--- Start of SUPPLIED DATA ---
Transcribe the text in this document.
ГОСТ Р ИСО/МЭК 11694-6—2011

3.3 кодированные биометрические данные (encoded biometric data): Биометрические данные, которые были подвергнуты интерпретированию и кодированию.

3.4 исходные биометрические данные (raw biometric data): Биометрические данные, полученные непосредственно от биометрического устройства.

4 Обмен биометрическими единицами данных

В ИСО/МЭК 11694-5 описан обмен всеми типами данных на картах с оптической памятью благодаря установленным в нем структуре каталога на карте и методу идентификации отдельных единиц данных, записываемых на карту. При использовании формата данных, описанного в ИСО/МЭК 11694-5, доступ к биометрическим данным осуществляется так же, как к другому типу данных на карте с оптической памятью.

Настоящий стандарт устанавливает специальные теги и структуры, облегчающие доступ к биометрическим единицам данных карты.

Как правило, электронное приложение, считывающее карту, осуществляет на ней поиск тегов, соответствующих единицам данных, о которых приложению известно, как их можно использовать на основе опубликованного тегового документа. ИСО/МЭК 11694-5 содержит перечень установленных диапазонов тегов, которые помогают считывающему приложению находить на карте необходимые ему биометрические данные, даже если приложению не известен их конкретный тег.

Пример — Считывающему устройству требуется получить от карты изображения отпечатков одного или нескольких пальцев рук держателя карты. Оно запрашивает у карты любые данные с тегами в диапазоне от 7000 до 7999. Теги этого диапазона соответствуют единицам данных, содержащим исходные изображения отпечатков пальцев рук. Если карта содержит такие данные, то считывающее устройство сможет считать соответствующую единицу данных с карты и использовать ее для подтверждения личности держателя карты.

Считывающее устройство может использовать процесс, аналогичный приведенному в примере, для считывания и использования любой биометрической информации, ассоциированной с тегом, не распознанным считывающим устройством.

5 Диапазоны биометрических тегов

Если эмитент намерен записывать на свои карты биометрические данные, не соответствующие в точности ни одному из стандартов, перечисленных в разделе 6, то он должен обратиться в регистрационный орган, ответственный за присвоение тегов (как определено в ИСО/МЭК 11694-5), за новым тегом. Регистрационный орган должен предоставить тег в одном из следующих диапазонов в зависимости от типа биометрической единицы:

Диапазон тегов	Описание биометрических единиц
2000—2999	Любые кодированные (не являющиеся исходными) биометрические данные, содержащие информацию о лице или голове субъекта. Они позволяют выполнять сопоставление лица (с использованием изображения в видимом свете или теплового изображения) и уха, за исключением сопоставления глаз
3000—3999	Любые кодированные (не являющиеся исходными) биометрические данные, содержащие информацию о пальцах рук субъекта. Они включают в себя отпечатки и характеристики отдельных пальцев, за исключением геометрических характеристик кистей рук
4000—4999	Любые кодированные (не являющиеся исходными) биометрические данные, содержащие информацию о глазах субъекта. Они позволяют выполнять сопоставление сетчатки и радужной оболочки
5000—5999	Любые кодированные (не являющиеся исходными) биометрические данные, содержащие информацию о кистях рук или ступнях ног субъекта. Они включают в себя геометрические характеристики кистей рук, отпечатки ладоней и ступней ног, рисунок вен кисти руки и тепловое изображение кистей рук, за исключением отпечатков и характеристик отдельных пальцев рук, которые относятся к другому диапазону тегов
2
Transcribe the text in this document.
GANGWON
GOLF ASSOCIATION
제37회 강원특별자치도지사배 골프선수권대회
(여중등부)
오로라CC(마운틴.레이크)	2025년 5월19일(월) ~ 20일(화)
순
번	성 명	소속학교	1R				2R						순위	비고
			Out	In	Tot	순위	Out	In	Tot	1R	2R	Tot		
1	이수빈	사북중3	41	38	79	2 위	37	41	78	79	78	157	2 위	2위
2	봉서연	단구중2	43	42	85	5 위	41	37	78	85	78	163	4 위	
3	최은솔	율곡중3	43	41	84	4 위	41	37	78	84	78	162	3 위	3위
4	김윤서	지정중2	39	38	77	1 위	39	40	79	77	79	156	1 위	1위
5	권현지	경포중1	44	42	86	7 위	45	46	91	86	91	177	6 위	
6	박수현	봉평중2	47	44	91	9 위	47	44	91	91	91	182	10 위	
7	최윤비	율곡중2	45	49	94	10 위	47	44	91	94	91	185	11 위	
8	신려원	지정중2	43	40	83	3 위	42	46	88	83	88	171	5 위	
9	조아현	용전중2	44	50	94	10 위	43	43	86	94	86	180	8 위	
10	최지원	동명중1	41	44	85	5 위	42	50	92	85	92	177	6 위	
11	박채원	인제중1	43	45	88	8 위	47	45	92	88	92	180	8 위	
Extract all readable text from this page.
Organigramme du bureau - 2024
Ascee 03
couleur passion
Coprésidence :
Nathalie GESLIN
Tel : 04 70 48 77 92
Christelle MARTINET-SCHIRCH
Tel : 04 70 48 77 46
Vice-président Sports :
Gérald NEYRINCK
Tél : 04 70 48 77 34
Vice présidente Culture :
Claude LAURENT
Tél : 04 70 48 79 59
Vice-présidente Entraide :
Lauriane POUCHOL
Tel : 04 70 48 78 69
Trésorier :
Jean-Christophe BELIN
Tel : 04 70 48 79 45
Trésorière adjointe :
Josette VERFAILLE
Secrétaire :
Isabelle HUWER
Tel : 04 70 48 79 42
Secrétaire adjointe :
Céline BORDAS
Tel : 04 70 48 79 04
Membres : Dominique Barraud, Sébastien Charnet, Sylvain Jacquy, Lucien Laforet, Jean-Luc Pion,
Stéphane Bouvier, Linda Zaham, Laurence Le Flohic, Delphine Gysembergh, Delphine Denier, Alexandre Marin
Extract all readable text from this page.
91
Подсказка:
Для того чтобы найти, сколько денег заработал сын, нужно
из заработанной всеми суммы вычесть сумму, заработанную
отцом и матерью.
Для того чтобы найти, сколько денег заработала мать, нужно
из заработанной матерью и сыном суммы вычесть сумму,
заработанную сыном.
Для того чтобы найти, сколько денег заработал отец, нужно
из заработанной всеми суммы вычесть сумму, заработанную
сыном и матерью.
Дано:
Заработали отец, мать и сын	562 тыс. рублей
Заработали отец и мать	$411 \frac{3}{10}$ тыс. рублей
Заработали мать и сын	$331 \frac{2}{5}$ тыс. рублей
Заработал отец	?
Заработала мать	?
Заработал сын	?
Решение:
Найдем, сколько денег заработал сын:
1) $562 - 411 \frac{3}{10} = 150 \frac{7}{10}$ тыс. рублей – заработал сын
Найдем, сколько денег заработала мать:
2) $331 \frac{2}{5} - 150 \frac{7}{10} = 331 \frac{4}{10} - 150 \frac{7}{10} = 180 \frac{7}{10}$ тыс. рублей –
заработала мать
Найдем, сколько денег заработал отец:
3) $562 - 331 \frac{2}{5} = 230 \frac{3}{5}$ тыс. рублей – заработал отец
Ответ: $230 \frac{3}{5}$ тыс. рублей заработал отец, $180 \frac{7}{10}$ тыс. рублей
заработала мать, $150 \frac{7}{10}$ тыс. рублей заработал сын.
--- End of SUPPLIED DATA ---
TASK DESCRIPTION:
Report all lines of the data that include the word "тегом".

WRITTEN ANSWER:
Считывающее устройство может использовать процесс, аналогичный приведенному в примере, для считывания и использования любой биометрической информации, ассоциированной с тегом, не распознанным считывающим устройством.
Если эмитент намерен записывать на свои карты биометрические данные, не соответствующие в точности ни одному из стандартов, перечисленных в разделе 6, то он должен обратиться в регистрационный орган, ответственный за присвоение тегов (как определено в ИСО/МЭК 11694-5), за новым тегом. Регистрационный орган должен предоставить тег в одном из следующих диапазонов в зависимости от типа биометрической единицы:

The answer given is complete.